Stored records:

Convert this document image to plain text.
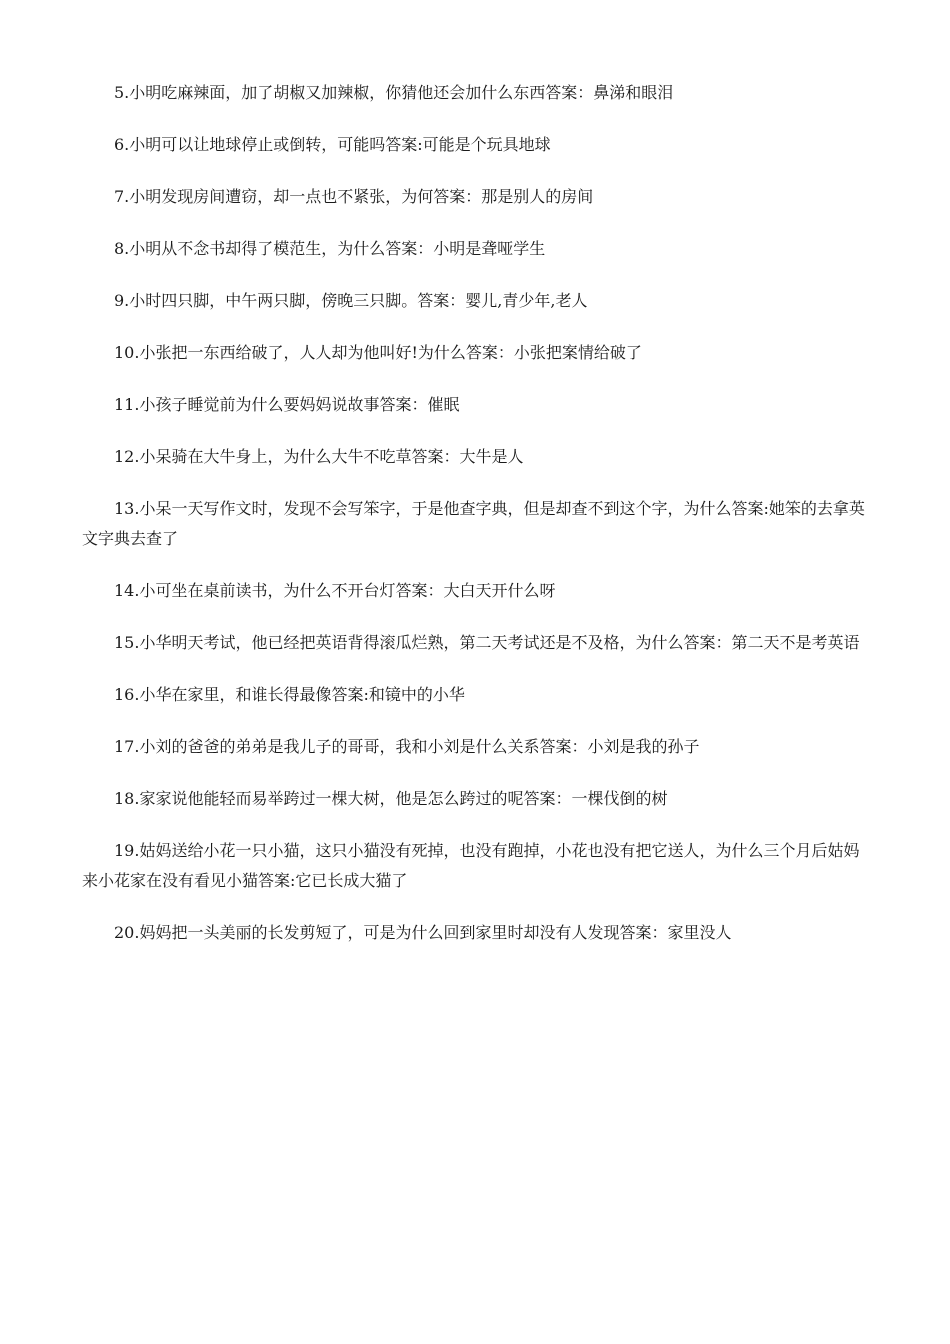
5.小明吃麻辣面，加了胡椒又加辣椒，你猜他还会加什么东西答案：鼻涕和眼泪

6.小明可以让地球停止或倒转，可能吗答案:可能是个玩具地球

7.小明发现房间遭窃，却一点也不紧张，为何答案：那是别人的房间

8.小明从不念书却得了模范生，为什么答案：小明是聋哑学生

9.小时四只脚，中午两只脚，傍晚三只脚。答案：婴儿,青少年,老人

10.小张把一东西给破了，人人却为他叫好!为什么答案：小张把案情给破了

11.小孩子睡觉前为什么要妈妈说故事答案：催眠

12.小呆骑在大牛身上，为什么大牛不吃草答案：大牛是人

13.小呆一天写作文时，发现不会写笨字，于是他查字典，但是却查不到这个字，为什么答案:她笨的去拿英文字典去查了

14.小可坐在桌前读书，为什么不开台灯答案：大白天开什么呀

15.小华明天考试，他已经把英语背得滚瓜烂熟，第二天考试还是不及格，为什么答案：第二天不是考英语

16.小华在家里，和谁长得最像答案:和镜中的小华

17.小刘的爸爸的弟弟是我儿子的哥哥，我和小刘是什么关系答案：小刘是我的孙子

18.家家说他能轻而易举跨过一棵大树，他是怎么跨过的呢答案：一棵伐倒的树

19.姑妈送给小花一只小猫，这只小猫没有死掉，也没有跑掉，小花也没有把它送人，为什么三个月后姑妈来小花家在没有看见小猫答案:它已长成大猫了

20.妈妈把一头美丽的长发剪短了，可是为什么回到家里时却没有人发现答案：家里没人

REQUIREMENT: From the listing, extract all text exactly as given and drop any picture.

REPLY TO THE TASK:
Convert this document image to plain text.
5.小明吃麻辣面，加了胡椒又加辣椒，你猜他还会加什么东西答案：鼻涕和眼泪

6.小明可以让地球停止或倒转，可能吗答案:可能是个玩具地球

7.小明发现房间遭窃，却一点也不紧张，为何答案：那是别人的房间

8.小明从不念书却得了模范生，为什么答案：小明是聋哑学生

9.小时四只脚，中午两只脚，傍晚三只脚。答案：婴儿,青少年,老人

10.小张把一东西给破了，人人却为他叫好!为什么答案：小张把案情给破了

11.小孩子睡觉前为什么要妈妈说故事答案：催眠

12.小呆骑在大牛身上，为什么大牛不吃草答案：大牛是人

13.小呆一天写作文时，发现不会写笨字，于是他查字典，但是却查不到这个字，为什么答案:她笨的去拿英文字典去查了

14.小可坐在桌前读书，为什么不开台灯答案：大白天开什么呀

15.小华明天考试，他已经把英语背得滚瓜烂熟，第二天考试还是不及格，为什么答案：第二天不是考英语

16.小华在家里，和谁长得最像答案:和镜中的小华

17.小刘的爸爸的弟弟是我儿子的哥哥，我和小刘是什么关系答案：小刘是我的孙子

18.家家说他能轻而易举跨过一棵大树，他是怎么跨过的呢答案：一棵伐倒的树

19.姑妈送给小花一只小猫，这只小猫没有死掉，也没有跑掉，小花也没有把它送人，为什么三个月后姑妈来小花家在没有看见小猫答案:它已长成大猫了

20.妈妈把一头美丽的长发剪短了，可是为什么回到家里时却没有人发现答案：家里没人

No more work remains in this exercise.